◆ **CHALLENGE**
Transcribe all the entries word for word, skipping the pictures.

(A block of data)
START
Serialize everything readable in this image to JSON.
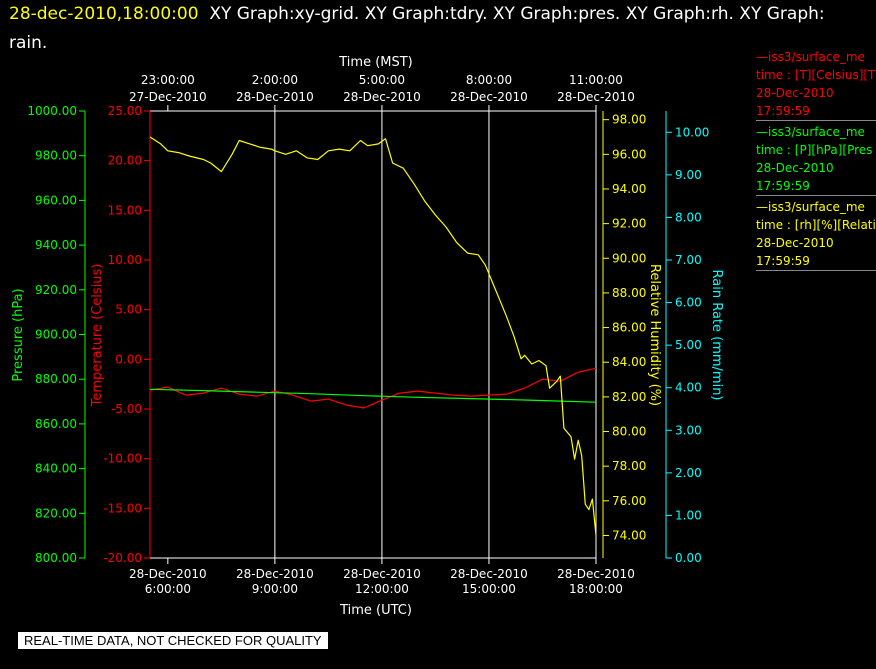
{
  "header": {
    "datetime": "28-dec-2010,18:00:00",
    "graphs": "XY Graph:xy-grid.  XY Graph:tdry.  XY Graph:pres.  XY Graph:rh.  XY Graph:",
    "graphs_cont": "rain."
  },
  "banner": "REAL-TIME DATA, NOT CHECKED FOR QUALITY",
  "legend": [
    {
      "name": "—iss3/surface_me",
      "units": "time : [T][Celsius][T",
      "date": "28-Dec-2010",
      "time": "17:59:59",
      "color": "#ff0000"
    },
    {
      "name": "—iss3/surface_me",
      "units": "time : [P][hPa][Pres",
      "date": "28-Dec-2010",
      "time": "17:59:59",
      "color": "#00ff00"
    },
    {
      "name": "—iss3/surface_me",
      "units": "time : [rh][%][Relati",
      "date": "28-Dec-2010",
      "time": "17:59:59",
      "color": "#ffff00"
    }
  ],
  "chart_data": {
    "type": "line",
    "x_bottom_label": "Time (UTC)",
    "x_top_label": "Time (MST)",
    "x_range_utc_hours": [
      5.5,
      18.0
    ],
    "bottom_ticks": [
      {
        "h": 6,
        "date": "28-Dec-2010",
        "time": "6:00:00"
      },
      {
        "h": 9,
        "date": "28-Dec-2010",
        "time": "9:00:00"
      },
      {
        "h": 12,
        "date": "28-Dec-2010",
        "time": "12:00:00"
      },
      {
        "h": 15,
        "date": "28-Dec-2010",
        "time": "15:00:00"
      },
      {
        "h": 18,
        "date": "28-Dec-2010",
        "time": "18:00:00"
      }
    ],
    "top_ticks": [
      {
        "h": 6,
        "time": "23:00:00",
        "date": "27-Dec-2010"
      },
      {
        "h": 9,
        "time": "2:00:00",
        "date": "28-Dec-2010"
      },
      {
        "h": 12,
        "time": "5:00:00",
        "date": "28-Dec-2010"
      },
      {
        "h": 15,
        "time": "8:00:00",
        "date": "28-Dec-2010"
      },
      {
        "h": 18,
        "time": "11:00:00",
        "date": "28-Dec-2010"
      }
    ],
    "gridlines_h": [
      9,
      12,
      15
    ],
    "axes": {
      "temperature": {
        "label": "Temperature (Celsius)",
        "range": [
          -20,
          25
        ],
        "ticks": [
          "-20.00",
          "-15.00",
          "-10.00",
          "-5.00",
          "0.00",
          "5.00",
          "10.00",
          "15.00",
          "20.00",
          "25.00"
        ],
        "color": "#ff0000"
      },
      "pressure": {
        "label": "Pressure (hPa)",
        "range": [
          800,
          1000
        ],
        "ticks": [
          "800.00",
          "820.00",
          "840.00",
          "860.00",
          "880.00",
          "900.00",
          "920.00",
          "940.00",
          "960.00",
          "980.00",
          "1000.00"
        ],
        "color": "#00ff00"
      },
      "rh": {
        "label": "Relative Humidity (%)",
        "range": [
          72.7,
          98.5
        ],
        "ticks": [
          "74.00",
          "76.00",
          "78.00",
          "80.00",
          "82.00",
          "84.00",
          "86.00",
          "88.00",
          "90.00",
          "92.00",
          "94.00",
          "96.00",
          "98.00"
        ],
        "color": "#ffff00"
      },
      "rain": {
        "label": "Rain Rate (mm/min)",
        "range": [
          0,
          10.5
        ],
        "ticks": [
          "0.00",
          "1.00",
          "2.00",
          "3.00",
          "4.00",
          "5.00",
          "6.00",
          "7.00",
          "8.00",
          "9.00",
          "10.00"
        ],
        "color": "#00ffff"
      }
    },
    "series": [
      {
        "axis": "temperature",
        "color": "#ff0000",
        "x": [
          5.5,
          6.0,
          6.5,
          7.0,
          7.5,
          8.0,
          8.5,
          9.0,
          9.5,
          10.0,
          10.5,
          11.0,
          11.5,
          12.0,
          12.5,
          13.0,
          13.5,
          14.0,
          14.5,
          15.0,
          15.5,
          16.0,
          16.5,
          17.0,
          17.5,
          18.0
        ],
        "y": [
          -3.1,
          -2.8,
          -3.6,
          -3.4,
          -2.9,
          -3.5,
          -3.7,
          -3.2,
          -3.6,
          -4.2,
          -4.0,
          -4.6,
          -4.9,
          -4.1,
          -3.4,
          -3.2,
          -3.4,
          -3.6,
          -3.7,
          -3.6,
          -3.5,
          -2.9,
          -2.0,
          -2.2,
          -1.3,
          -0.9
        ]
      },
      {
        "axis": "pressure",
        "color": "#00ff00",
        "x": [
          5.5,
          7.0,
          8.5,
          10.0,
          11.5,
          13.0,
          14.5,
          16.0,
          17.0,
          18.0
        ],
        "y": [
          875.5,
          874.9,
          874.2,
          873.5,
          872.6,
          871.9,
          871.3,
          870.7,
          870.2,
          869.7
        ]
      },
      {
        "axis": "rh",
        "color": "#ffff00",
        "x": [
          5.5,
          5.8,
          6.0,
          6.3,
          6.6,
          7.0,
          7.2,
          7.5,
          7.8,
          8.0,
          8.3,
          8.6,
          8.9,
          9.0,
          9.3,
          9.6,
          9.9,
          10.2,
          10.5,
          10.8,
          11.1,
          11.4,
          11.6,
          11.9,
          12.1,
          12.3,
          12.6,
          12.9,
          13.2,
          13.5,
          13.8,
          14.1,
          14.4,
          14.7,
          14.9,
          15.1,
          15.3,
          15.5,
          15.7,
          15.9,
          16.0,
          16.2,
          16.4,
          16.6,
          16.7,
          16.9,
          17.0,
          17.1,
          17.3,
          17.4,
          17.5,
          17.6,
          17.7,
          17.8,
          17.9,
          18.0
        ],
        "y": [
          97.0,
          96.6,
          96.2,
          96.1,
          95.9,
          95.7,
          95.5,
          95.0,
          96.0,
          96.8,
          96.6,
          96.4,
          96.3,
          96.2,
          96.0,
          96.2,
          95.8,
          95.7,
          96.2,
          96.3,
          96.2,
          96.8,
          96.5,
          96.6,
          96.9,
          95.5,
          95.2,
          94.3,
          93.3,
          92.5,
          91.8,
          90.9,
          90.3,
          90.2,
          89.6,
          88.6,
          87.6,
          86.6,
          85.5,
          84.2,
          84.4,
          83.9,
          84.1,
          83.8,
          82.5,
          82.9,
          83.2,
          80.2,
          79.7,
          78.4,
          79.5,
          78.6,
          75.8,
          75.5,
          76.1,
          74.0
        ]
      },
      {
        "axis": "rain",
        "color": "#00ffff",
        "x": [],
        "y": []
      }
    ]
  }
}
END
◆ **CORRECT RESULT**
Serialize everything readable in this image to JSON.
{
  "header": {
    "datetime": "28-dec-2010,18:00:00",
    "graphs": "XY Graph:xy-grid.  XY Graph:tdry.  XY Graph:pres.  XY Graph:rh.  XY Graph:",
    "graphs_cont": "rain."
  },
  "banner": "REAL-TIME DATA, NOT CHECKED FOR QUALITY",
  "legend": [
    {
      "name": "—iss3/surface_me",
      "units": "time : [T][Celsius][T",
      "date": "28-Dec-2010",
      "time": "17:59:59",
      "color": "#ff0000"
    },
    {
      "name": "—iss3/surface_me",
      "units": "time : [P][hPa][Pres",
      "date": "28-Dec-2010",
      "time": "17:59:59",
      "color": "#00ff00"
    },
    {
      "name": "—iss3/surface_me",
      "units": "time : [rh][%][Relati",
      "date": "28-Dec-2010",
      "time": "17:59:59",
      "color": "#ffff00"
    }
  ],
  "chart_data": {
    "type": "line",
    "x_bottom_label": "Time (UTC)",
    "x_top_label": "Time (MST)",
    "x_range_utc_hours": [
      5.5,
      18.0
    ],
    "bottom_ticks": [
      {
        "h": 6,
        "date": "28-Dec-2010",
        "time": "6:00:00"
      },
      {
        "h": 9,
        "date": "28-Dec-2010",
        "time": "9:00:00"
      },
      {
        "h": 12,
        "date": "28-Dec-2010",
        "time": "12:00:00"
      },
      {
        "h": 15,
        "date": "28-Dec-2010",
        "time": "15:00:00"
      },
      {
        "h": 18,
        "date": "28-Dec-2010",
        "time": "18:00:00"
      }
    ],
    "top_ticks": [
      {
        "h": 6,
        "time": "23:00:00",
        "date": "27-Dec-2010"
      },
      {
        "h": 9,
        "time": "2:00:00",
        "date": "28-Dec-2010"
      },
      {
        "h": 12,
        "time": "5:00:00",
        "date": "28-Dec-2010"
      },
      {
        "h": 15,
        "time": "8:00:00",
        "date": "28-Dec-2010"
      },
      {
        "h": 18,
        "time": "11:00:00",
        "date": "28-Dec-2010"
      }
    ],
    "gridlines_h": [
      9,
      12,
      15
    ],
    "axes": {
      "temperature": {
        "label": "Temperature (Celsius)",
        "range": [
          -20,
          25
        ],
        "ticks": [
          "-20.00",
          "-15.00",
          "-10.00",
          "-5.00",
          "0.00",
          "5.00",
          "10.00",
          "15.00",
          "20.00",
          "25.00"
        ],
        "color": "#ff0000"
      },
      "pressure": {
        "label": "Pressure (hPa)",
        "range": [
          800,
          1000
        ],
        "ticks": [
          "800.00",
          "820.00",
          "840.00",
          "860.00",
          "880.00",
          "900.00",
          "920.00",
          "940.00",
          "960.00",
          "980.00",
          "1000.00"
        ],
        "color": "#00ff00"
      },
      "rh": {
        "label": "Relative Humidity (%)",
        "range": [
          72.7,
          98.5
        ],
        "ticks": [
          "74.00",
          "76.00",
          "78.00",
          "80.00",
          "82.00",
          "84.00",
          "86.00",
          "88.00",
          "90.00",
          "92.00",
          "94.00",
          "96.00",
          "98.00"
        ],
        "color": "#ffff00"
      },
      "rain": {
        "label": "Rain Rate (mm/min)",
        "range": [
          0,
          10.5
        ],
        "ticks": [
          "0.00",
          "1.00",
          "2.00",
          "3.00",
          "4.00",
          "5.00",
          "6.00",
          "7.00",
          "8.00",
          "9.00",
          "10.00"
        ],
        "color": "#00ffff"
      }
    },
    "series": [
      {
        "axis": "temperature",
        "color": "#ff0000",
        "x": [
          5.5,
          6.0,
          6.5,
          7.0,
          7.5,
          8.0,
          8.5,
          9.0,
          9.5,
          10.0,
          10.5,
          11.0,
          11.5,
          12.0,
          12.5,
          13.0,
          13.5,
          14.0,
          14.5,
          15.0,
          15.5,
          16.0,
          16.5,
          17.0,
          17.5,
          18.0
        ],
        "y": [
          -3.1,
          -2.8,
          -3.6,
          -3.4,
          -2.9,
          -3.5,
          -3.7,
          -3.2,
          -3.6,
          -4.2,
          -4.0,
          -4.6,
          -4.9,
          -4.1,
          -3.4,
          -3.2,
          -3.4,
          -3.6,
          -3.7,
          -3.6,
          -3.5,
          -2.9,
          -2.0,
          -2.2,
          -1.3,
          -0.9
        ]
      },
      {
        "axis": "pressure",
        "color": "#00ff00",
        "x": [
          5.5,
          7.0,
          8.5,
          10.0,
          11.5,
          13.0,
          14.5,
          16.0,
          17.0,
          18.0
        ],
        "y": [
          875.5,
          874.9,
          874.2,
          873.5,
          872.6,
          871.9,
          871.3,
          870.7,
          870.2,
          869.7
        ]
      },
      {
        "axis": "rh",
        "color": "#ffff00",
        "x": [
          5.5,
          5.8,
          6.0,
          6.3,
          6.6,
          7.0,
          7.2,
          7.5,
          7.8,
          8.0,
          8.3,
          8.6,
          8.9,
          9.0,
          9.3,
          9.6,
          9.9,
          10.2,
          10.5,
          10.8,
          11.1,
          11.4,
          11.6,
          11.9,
          12.1,
          12.3,
          12.6,
          12.9,
          13.2,
          13.5,
          13.8,
          14.1,
          14.4,
          14.7,
          14.9,
          15.1,
          15.3,
          15.5,
          15.7,
          15.9,
          16.0,
          16.2,
          16.4,
          16.6,
          16.7,
          16.9,
          17.0,
          17.1,
          17.3,
          17.4,
          17.5,
          17.6,
          17.7,
          17.8,
          17.9,
          18.0
        ],
        "y": [
          97.0,
          96.6,
          96.2,
          96.1,
          95.9,
          95.7,
          95.5,
          95.0,
          96.0,
          96.8,
          96.6,
          96.4,
          96.3,
          96.2,
          96.0,
          96.2,
          95.8,
          95.7,
          96.2,
          96.3,
          96.2,
          96.8,
          96.5,
          96.6,
          96.9,
          95.5,
          95.2,
          94.3,
          93.3,
          92.5,
          91.8,
          90.9,
          90.3,
          90.2,
          89.6,
          88.6,
          87.6,
          86.6,
          85.5,
          84.2,
          84.4,
          83.9,
          84.1,
          83.8,
          82.5,
          82.9,
          83.2,
          80.2,
          79.7,
          78.4,
          79.5,
          78.6,
          75.8,
          75.5,
          76.1,
          74.0
        ]
      },
      {
        "axis": "rain",
        "color": "#00ffff",
        "x": [],
        "y": []
      }
    ]
  }
}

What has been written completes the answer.